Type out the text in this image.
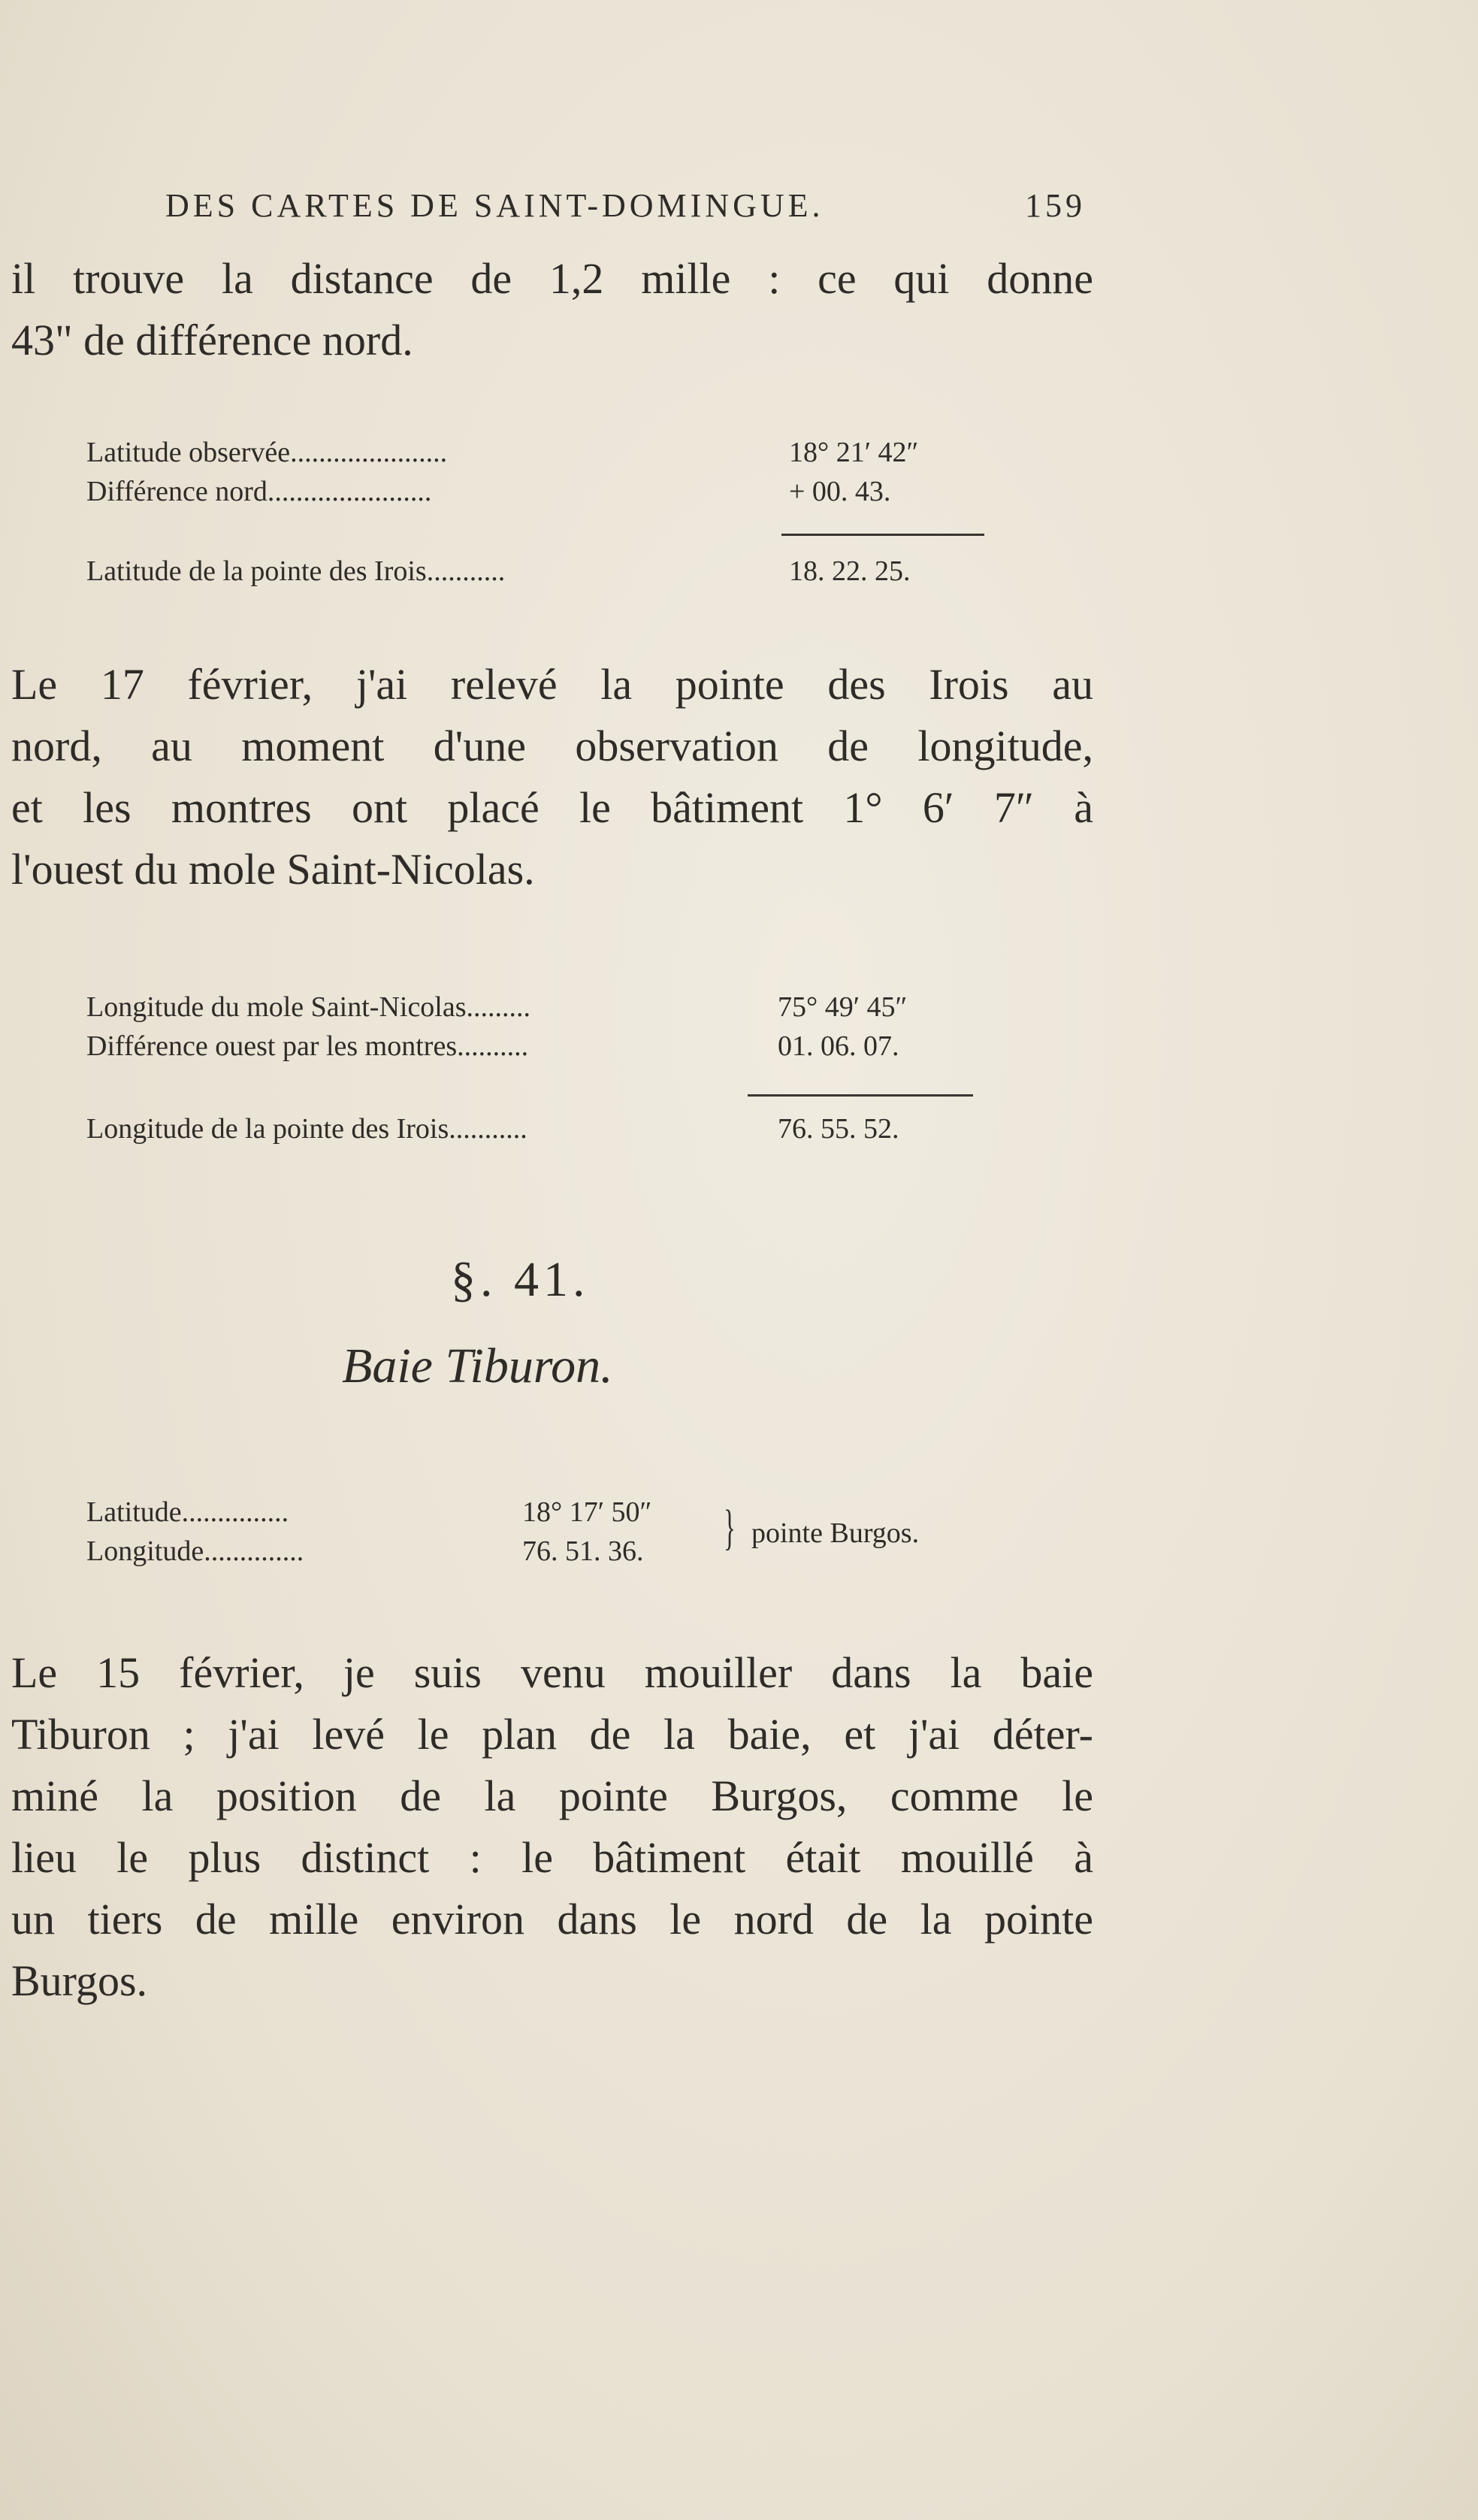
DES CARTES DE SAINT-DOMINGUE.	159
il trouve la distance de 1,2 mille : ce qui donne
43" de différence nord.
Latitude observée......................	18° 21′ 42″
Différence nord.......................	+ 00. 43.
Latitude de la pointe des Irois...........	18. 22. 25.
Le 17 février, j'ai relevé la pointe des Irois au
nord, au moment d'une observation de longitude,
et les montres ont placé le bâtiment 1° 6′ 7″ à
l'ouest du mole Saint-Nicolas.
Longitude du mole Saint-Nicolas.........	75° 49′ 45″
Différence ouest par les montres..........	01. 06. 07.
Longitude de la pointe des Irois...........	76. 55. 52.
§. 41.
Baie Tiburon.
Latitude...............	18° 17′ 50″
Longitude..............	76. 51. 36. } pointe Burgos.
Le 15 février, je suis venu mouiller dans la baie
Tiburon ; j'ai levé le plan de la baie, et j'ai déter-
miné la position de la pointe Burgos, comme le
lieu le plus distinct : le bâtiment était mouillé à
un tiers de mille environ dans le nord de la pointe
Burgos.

^^^^^^^^

Written problem
Some lines of the records may hold the word "Nicolas". How many do? Answer with a number and nothing else.

Finished answer
2